**TASK DETAILS:**
Please reproduce, without any changes, the part of the records that opens with the line containing "left-caption-author: By W." and closes with the line containing "right-caption-size: 21 ×", both of those lines included.

___ RECORD LIST ___

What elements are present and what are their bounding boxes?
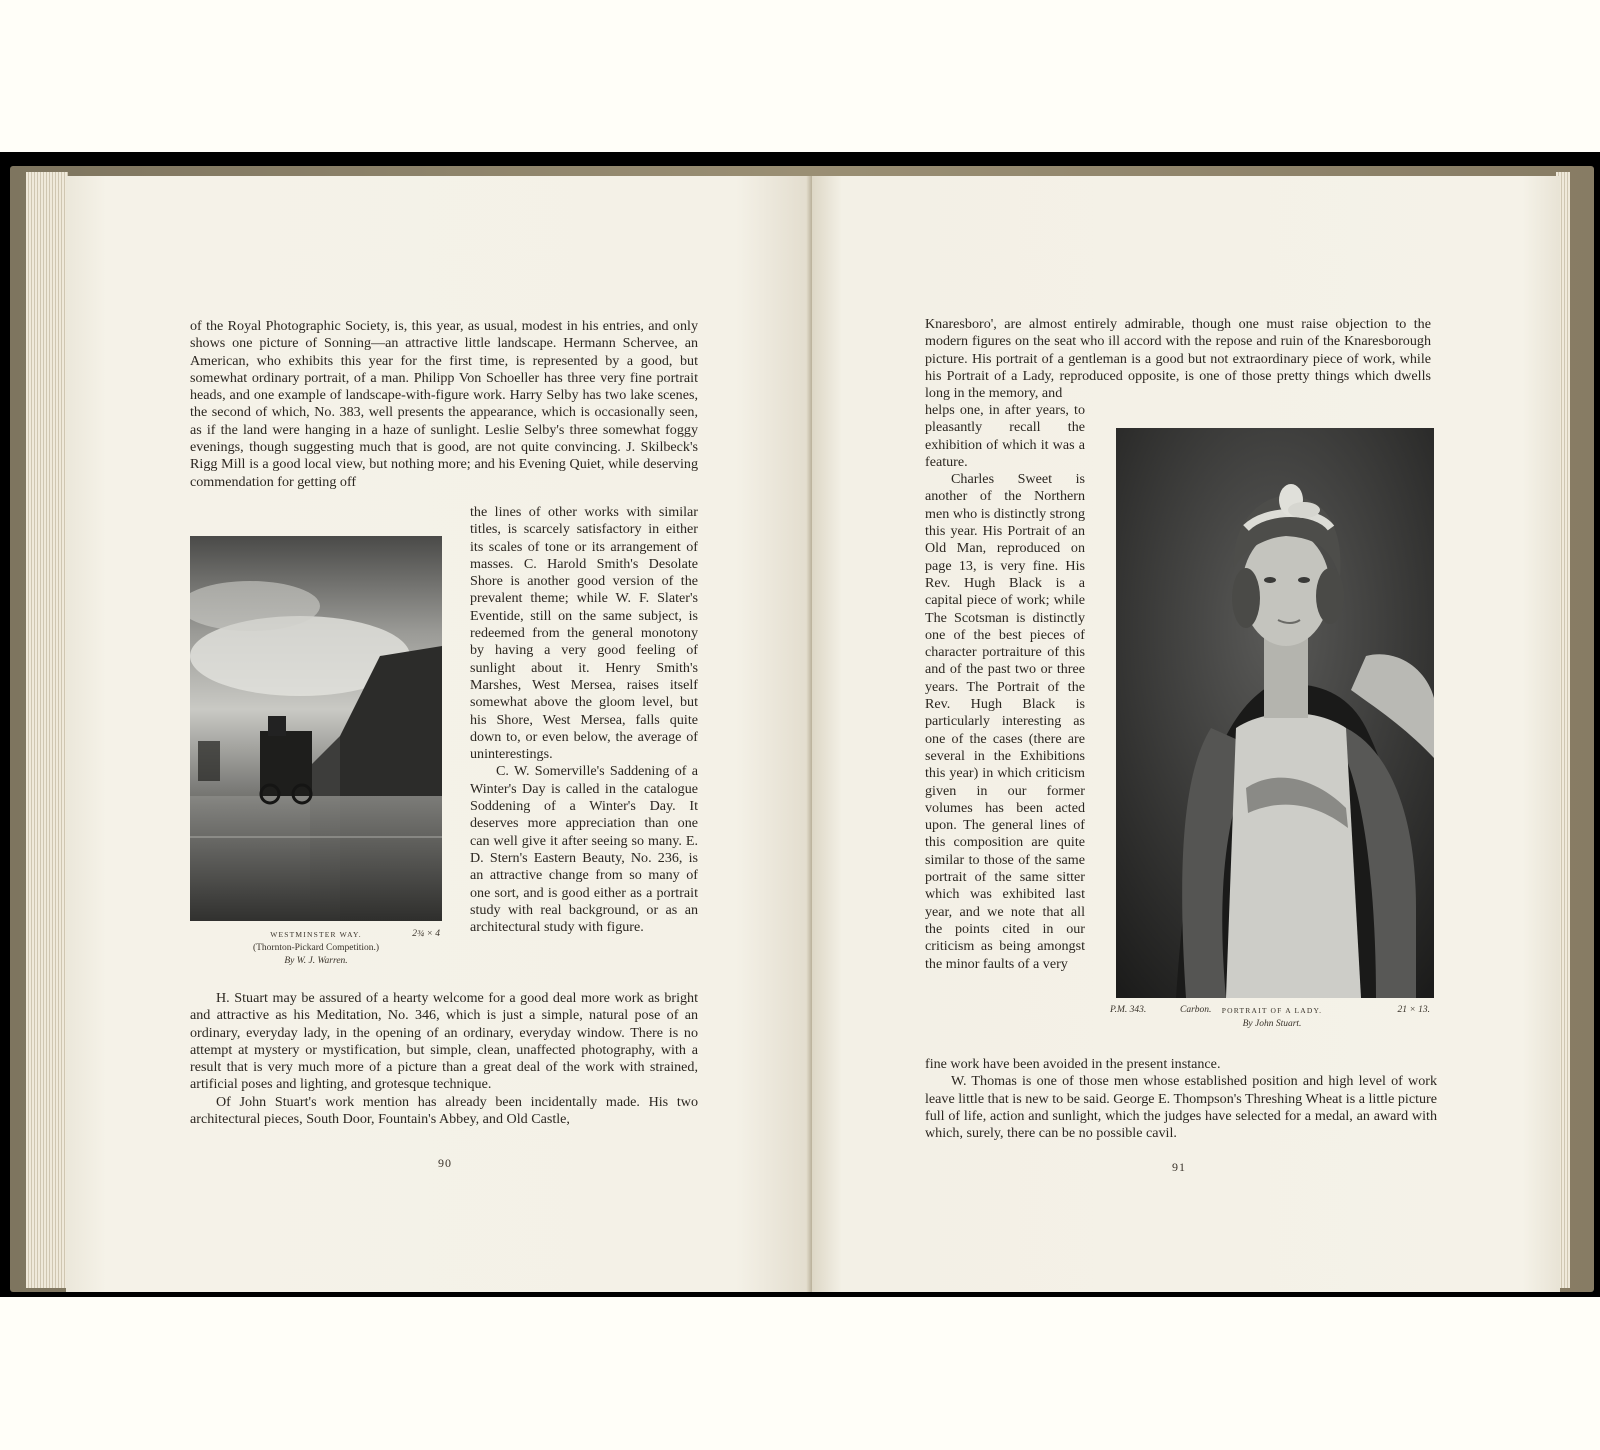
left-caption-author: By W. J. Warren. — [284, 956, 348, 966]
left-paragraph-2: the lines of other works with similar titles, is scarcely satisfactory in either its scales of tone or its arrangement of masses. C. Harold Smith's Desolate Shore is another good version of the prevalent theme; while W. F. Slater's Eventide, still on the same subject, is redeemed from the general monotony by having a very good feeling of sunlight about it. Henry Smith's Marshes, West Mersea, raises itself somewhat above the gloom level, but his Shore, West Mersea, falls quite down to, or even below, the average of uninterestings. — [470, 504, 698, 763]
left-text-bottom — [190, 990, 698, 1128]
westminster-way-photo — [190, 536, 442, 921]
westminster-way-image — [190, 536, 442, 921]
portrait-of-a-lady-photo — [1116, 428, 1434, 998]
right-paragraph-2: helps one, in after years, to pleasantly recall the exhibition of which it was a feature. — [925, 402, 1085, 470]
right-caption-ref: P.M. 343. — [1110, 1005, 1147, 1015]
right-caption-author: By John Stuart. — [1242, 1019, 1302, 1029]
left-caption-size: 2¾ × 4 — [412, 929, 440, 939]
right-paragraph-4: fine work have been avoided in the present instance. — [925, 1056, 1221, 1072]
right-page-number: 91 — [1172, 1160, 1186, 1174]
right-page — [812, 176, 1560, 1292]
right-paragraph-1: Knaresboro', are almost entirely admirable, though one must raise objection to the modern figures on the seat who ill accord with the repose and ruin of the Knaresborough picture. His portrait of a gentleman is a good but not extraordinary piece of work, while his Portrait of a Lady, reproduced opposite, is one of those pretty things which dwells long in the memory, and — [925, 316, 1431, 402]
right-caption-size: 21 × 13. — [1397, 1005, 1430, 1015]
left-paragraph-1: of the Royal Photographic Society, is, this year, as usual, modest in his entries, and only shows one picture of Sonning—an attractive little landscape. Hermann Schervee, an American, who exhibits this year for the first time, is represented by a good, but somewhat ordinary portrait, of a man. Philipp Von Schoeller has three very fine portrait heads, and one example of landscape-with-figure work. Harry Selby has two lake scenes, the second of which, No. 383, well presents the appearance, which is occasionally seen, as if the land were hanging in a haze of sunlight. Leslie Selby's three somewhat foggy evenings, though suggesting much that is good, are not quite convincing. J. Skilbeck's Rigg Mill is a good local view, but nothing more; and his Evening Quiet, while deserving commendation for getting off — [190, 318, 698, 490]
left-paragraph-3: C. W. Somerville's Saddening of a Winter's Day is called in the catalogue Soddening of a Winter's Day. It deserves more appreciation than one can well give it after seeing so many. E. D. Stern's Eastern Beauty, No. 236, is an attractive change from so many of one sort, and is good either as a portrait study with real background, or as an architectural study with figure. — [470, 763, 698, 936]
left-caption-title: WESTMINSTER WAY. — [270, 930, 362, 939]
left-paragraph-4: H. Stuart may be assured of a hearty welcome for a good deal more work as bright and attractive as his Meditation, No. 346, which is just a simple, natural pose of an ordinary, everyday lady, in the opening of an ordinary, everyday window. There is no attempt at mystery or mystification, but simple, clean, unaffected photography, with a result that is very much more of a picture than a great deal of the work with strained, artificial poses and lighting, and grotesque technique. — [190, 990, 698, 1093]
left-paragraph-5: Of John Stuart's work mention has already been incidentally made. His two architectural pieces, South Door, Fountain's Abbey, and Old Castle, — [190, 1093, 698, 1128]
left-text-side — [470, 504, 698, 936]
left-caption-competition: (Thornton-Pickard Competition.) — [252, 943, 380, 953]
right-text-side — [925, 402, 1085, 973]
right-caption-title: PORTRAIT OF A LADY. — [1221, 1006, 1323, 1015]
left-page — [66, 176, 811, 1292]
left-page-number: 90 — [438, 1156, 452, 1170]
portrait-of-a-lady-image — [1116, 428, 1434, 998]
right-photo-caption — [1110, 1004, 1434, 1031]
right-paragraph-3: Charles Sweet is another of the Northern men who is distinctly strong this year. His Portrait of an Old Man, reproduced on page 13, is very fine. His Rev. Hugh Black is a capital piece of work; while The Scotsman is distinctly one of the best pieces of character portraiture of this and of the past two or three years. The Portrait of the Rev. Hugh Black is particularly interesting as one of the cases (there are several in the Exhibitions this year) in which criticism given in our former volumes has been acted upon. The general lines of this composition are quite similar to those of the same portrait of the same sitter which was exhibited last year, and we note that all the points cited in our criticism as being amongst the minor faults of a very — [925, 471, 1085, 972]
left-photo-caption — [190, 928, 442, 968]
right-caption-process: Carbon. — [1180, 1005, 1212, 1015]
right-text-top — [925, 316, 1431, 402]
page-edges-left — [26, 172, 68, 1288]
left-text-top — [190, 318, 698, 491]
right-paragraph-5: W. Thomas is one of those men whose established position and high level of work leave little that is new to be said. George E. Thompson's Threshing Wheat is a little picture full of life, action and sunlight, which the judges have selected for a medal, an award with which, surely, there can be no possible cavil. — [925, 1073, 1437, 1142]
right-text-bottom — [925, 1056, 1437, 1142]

___
___ RECORD LIST ___

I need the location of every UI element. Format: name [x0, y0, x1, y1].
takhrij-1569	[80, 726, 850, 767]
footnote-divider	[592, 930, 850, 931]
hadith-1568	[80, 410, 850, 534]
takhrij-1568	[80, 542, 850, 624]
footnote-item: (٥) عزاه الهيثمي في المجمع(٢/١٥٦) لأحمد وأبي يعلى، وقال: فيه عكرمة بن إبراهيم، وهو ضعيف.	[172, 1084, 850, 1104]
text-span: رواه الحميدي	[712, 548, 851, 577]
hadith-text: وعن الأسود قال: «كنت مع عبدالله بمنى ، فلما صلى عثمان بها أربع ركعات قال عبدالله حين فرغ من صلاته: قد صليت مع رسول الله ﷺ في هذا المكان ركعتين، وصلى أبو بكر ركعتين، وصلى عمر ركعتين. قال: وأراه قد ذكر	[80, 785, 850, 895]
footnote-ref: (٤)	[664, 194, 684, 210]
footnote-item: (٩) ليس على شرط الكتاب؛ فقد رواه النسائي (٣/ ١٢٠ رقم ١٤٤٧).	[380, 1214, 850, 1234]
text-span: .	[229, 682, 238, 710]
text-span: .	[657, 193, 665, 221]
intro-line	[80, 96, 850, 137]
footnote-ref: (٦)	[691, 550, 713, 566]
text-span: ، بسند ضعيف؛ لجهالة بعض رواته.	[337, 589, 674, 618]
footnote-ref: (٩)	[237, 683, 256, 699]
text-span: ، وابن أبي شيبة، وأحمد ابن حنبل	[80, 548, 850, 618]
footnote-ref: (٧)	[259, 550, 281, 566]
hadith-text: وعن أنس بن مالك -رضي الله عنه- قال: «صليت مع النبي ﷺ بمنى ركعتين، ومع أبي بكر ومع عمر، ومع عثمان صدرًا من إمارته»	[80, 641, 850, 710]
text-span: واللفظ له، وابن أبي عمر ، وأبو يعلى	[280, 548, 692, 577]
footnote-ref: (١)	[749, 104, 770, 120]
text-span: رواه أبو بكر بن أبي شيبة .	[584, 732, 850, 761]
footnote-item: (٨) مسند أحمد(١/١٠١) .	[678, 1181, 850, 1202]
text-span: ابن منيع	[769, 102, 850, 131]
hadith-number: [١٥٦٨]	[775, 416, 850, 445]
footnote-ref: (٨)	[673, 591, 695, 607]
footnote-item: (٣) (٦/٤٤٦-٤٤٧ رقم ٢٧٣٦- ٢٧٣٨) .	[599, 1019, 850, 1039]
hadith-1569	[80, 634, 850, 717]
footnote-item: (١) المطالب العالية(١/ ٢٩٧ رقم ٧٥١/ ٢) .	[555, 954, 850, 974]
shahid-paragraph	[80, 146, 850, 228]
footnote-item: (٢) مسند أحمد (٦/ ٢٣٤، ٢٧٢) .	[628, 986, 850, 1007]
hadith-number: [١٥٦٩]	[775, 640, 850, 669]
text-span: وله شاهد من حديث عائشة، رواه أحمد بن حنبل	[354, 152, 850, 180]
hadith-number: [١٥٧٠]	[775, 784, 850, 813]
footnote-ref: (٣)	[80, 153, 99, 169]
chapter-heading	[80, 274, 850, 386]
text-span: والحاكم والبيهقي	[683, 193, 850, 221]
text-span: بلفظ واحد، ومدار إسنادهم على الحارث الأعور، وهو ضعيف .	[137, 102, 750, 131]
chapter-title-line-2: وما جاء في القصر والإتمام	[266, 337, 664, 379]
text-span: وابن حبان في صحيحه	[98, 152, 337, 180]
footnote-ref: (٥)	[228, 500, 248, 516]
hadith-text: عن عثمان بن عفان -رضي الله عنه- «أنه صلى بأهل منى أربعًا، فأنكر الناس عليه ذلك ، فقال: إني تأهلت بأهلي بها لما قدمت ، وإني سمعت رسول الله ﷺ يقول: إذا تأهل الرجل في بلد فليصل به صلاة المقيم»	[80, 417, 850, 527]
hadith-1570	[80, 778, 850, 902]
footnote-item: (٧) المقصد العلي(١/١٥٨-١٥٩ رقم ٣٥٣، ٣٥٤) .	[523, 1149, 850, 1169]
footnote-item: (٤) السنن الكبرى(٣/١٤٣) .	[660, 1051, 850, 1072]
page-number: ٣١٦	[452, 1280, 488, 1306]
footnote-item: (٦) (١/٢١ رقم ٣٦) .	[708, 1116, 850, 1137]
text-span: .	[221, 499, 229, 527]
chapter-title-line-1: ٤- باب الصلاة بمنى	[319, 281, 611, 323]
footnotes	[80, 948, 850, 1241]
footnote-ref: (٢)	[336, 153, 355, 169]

___

**REPLY:**
left-caption-author: By W. J. Warren. — [284, 956, 348, 966]
left-paragraph-2: the lines of other works with similar titles, is scarcely satisfactory in either its scales of tone or its arrangement of masses. C. Harold Smith's Desolate Shore is another good version of the prevalent theme; while W. F. Slater's Eventide, still on the same subject, is redeemed from the general monotony by having a very good feeling of sunlight about it. Henry Smith's Marshes, West Mersea, raises itself somewhat above the gloom level, but his Shore, West Mersea, falls quite down to, or even below, the average of uninterestings. — [470, 504, 698, 763]
left-text-bottom — [190, 990, 698, 1128]
westminster-way-photo — [190, 536, 442, 921]
westminster-way-image — [190, 536, 442, 921]
portrait-of-a-lady-photo — [1116, 428, 1434, 998]
right-paragraph-2: helps one, in after years, to pleasantly recall the exhibition of which it was a feature. — [925, 402, 1085, 470]
right-caption-ref: P.M. 343. — [1110, 1005, 1147, 1015]
right-caption-author: By John Stuart. — [1242, 1019, 1302, 1029]
left-caption-size: 2¾ × 4 — [412, 929, 440, 939]
right-paragraph-4: fine work have been avoided in the present instance. — [925, 1056, 1221, 1072]
right-page-number: 91 — [1172, 1160, 1186, 1174]
right-page — [812, 176, 1560, 1292]
right-paragraph-1: Knaresboro', are almost entirely admirable, though one must raise objection to the modern figures on the seat who ill accord with the repose and ruin of the Knaresborough picture. His portrait of a gentleman is a good but not extraordinary piece of work, while his Portrait of a Lady, reproduced opposite, is one of those pretty things which dwells long in the memory, and — [925, 316, 1431, 402]
right-caption-size: 21 × 13. — [1397, 1005, 1430, 1015]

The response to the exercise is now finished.